### DATASET ENTRIES:
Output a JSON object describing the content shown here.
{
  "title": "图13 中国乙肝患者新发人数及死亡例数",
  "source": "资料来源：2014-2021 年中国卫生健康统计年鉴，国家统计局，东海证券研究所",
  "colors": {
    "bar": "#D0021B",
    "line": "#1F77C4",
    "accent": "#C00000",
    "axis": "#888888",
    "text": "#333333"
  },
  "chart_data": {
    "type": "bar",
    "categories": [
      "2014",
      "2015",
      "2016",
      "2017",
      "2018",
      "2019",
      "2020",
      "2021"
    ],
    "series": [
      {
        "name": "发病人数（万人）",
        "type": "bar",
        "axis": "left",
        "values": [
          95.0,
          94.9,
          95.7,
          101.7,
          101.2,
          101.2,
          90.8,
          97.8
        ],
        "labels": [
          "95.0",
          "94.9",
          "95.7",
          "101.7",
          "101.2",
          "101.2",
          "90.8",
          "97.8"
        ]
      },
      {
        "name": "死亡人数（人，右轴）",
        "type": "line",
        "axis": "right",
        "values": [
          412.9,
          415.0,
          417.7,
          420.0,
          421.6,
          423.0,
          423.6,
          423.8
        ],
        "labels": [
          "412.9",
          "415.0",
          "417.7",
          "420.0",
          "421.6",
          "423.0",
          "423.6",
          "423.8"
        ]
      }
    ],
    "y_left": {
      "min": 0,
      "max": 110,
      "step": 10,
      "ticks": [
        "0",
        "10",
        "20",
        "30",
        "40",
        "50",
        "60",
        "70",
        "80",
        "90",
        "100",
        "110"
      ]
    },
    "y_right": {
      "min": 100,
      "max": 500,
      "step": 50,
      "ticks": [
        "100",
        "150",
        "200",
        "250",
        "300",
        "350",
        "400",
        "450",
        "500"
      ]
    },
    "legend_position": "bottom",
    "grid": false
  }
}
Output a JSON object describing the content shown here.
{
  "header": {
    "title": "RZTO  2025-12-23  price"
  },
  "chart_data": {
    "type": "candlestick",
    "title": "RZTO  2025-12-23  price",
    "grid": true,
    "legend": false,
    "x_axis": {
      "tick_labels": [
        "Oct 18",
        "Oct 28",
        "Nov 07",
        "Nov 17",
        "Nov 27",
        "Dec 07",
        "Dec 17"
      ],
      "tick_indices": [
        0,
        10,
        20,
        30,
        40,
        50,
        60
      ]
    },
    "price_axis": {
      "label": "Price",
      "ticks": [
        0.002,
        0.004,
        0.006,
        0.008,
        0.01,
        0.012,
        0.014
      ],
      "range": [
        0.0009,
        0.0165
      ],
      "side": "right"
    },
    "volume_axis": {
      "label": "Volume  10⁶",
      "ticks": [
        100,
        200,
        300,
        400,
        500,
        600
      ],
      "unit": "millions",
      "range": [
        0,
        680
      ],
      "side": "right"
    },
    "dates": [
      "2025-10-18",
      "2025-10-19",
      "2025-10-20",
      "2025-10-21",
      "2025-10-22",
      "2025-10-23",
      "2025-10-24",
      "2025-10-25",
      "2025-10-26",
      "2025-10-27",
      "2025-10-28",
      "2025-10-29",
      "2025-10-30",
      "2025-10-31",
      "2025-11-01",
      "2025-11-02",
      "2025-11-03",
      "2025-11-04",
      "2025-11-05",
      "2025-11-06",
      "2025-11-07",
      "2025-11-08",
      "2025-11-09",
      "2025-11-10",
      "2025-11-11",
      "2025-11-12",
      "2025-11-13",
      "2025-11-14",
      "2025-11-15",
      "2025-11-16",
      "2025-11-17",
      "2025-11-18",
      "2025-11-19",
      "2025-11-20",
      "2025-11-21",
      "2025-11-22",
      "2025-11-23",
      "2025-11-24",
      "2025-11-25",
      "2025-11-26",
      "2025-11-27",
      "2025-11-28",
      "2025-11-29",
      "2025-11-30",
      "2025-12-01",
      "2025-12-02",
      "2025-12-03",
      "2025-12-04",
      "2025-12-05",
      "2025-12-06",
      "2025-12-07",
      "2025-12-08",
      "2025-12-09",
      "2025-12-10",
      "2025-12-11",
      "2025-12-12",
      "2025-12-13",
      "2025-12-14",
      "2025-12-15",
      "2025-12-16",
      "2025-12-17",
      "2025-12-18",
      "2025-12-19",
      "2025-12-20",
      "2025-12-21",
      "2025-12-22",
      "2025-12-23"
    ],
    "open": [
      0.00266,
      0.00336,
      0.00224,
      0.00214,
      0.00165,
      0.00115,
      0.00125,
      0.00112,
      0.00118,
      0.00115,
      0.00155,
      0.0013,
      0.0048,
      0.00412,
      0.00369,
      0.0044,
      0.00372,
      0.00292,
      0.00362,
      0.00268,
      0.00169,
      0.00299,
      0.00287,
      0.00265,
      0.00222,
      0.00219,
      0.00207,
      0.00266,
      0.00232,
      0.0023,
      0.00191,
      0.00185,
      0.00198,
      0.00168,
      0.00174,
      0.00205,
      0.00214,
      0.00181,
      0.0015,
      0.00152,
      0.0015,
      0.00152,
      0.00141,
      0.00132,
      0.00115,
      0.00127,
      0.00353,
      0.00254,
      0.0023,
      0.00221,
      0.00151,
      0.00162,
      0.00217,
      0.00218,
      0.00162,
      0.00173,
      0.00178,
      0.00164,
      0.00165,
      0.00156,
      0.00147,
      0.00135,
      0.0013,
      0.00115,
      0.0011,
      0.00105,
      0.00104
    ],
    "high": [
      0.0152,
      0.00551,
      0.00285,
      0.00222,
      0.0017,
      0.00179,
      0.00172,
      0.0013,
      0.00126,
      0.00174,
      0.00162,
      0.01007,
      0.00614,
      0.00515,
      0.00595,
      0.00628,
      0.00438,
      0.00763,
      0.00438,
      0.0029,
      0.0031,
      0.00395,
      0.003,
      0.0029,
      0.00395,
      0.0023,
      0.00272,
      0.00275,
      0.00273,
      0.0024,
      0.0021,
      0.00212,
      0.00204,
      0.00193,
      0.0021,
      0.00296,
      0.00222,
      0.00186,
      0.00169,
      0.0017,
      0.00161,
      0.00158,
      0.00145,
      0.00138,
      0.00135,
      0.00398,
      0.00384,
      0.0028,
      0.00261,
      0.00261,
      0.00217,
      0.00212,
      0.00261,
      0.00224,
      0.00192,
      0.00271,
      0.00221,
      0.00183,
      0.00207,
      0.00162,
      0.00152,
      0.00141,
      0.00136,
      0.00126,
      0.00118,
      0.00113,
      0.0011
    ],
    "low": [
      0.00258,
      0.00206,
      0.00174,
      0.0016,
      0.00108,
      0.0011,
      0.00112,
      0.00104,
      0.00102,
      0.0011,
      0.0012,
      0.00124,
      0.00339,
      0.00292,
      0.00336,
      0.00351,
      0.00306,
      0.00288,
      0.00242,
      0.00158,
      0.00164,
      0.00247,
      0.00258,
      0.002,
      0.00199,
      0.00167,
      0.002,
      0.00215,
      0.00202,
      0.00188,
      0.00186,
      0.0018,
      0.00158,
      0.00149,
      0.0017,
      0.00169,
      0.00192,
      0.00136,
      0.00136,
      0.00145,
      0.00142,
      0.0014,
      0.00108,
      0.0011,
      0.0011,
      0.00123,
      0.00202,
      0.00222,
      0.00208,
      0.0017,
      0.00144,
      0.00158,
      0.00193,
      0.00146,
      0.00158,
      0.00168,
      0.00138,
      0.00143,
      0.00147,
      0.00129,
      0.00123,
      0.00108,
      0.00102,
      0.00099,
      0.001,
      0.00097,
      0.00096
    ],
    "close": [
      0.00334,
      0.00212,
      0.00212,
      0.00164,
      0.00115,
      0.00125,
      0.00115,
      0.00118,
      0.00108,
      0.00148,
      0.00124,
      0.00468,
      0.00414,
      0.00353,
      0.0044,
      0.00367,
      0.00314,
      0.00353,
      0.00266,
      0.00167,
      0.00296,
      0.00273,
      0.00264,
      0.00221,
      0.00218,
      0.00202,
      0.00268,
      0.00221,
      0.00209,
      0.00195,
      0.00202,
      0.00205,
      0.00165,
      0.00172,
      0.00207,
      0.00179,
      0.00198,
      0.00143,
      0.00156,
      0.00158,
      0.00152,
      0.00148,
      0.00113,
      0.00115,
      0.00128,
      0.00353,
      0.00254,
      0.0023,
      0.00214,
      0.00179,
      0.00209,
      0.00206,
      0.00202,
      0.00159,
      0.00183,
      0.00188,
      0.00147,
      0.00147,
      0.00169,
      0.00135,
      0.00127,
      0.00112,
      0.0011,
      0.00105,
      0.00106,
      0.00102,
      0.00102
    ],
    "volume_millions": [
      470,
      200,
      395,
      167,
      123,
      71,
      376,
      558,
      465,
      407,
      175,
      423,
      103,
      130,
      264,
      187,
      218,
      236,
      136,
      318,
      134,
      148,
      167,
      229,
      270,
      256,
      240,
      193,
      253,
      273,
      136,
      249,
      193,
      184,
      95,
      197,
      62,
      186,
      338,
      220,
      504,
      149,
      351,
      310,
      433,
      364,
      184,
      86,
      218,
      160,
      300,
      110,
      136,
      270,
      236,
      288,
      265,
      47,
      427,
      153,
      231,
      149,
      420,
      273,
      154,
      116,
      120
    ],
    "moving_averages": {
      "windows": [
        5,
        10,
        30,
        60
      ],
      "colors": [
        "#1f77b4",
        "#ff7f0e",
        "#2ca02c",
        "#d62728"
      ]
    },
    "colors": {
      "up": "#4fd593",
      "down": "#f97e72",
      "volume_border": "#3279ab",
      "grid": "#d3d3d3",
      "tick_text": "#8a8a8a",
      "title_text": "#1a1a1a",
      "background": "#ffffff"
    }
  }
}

### BRIEF:
How many lines in these records hold the string "RZTO"? Reply with the number alone.

### ANSWER IN FULL:
2